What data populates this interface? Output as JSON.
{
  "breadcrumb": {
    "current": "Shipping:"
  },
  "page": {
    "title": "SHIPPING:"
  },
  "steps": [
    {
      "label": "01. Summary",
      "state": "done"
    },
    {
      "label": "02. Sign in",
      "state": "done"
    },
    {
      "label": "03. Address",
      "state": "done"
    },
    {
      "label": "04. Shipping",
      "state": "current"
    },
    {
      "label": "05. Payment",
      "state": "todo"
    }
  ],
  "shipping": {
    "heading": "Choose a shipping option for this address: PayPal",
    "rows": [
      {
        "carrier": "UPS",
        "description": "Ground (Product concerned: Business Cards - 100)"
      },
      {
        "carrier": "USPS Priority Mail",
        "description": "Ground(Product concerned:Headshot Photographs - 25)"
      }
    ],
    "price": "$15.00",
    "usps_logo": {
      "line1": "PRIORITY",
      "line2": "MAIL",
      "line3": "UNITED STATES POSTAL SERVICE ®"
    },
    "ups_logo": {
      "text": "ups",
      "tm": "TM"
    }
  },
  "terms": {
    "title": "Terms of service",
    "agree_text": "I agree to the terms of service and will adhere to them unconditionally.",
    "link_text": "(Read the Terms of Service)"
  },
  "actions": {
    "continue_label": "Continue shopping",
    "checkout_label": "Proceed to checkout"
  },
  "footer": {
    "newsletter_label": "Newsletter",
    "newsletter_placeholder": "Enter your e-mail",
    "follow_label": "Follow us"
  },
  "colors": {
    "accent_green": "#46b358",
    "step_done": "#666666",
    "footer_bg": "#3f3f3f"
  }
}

---------------

**Problem to work on:** Each line must be given again exactly as written above.

**Task response:**
What data populates this interface? Output as JSON.
{
  "breadcrumb": {
    "current": "Shipping:"
  },
  "page": {
    "title": "SHIPPING:"
  },
  "steps": [
    {
      "label": "01. Summary",
      "state": "done"
    },
    {
      "label": "02. Sign in",
      "state": "done"
    },
    {
      "label": "03. Address",
      "state": "done"
    },
    {
      "label": "04. Shipping",
      "state": "current"
    },
    {
      "label": "05. Payment",
      "state": "todo"
    }
  ],
  "shipping": {
    "heading": "Choose a shipping option for this address: PayPal",
    "rows": [
      {
        "carrier": "UPS",
        "description": "Ground (Product concerned: Business Cards - 100)"
      },
      {
        "carrier": "USPS Priority Mail",
        "description": "Ground(Product concerned:Headshot Photographs - 25)"
      }
    ],
    "price": "$15.00",
    "usps_logo": {
      "line1": "PRIORITY",
      "line2": "MAIL",
      "line3": "UNITED STATES POSTAL SERVICE ®"
    },
    "ups_logo": {
      "text": "ups",
      "tm": "TM"
    }
  },
  "terms": {
    "title": "Terms of service",
    "agree_text": "I agree to the terms of service and will adhere to them unconditionally.",
    "link_text": "(Read the Terms of Service)"
  },
  "actions": {
    "continue_label": "Continue shopping",
    "checkout_label": "Proceed to checkout"
  },
  "footer": {
    "newsletter_label": "Newsletter",
    "newsletter_placeholder": "Enter your e-mail",
    "follow_label": "Follow us"
  },
  "colors": {
    "accent_green": "#46b358",
    "step_done": "#666666",
    "footer_bg": "#3f3f3f"
  }
}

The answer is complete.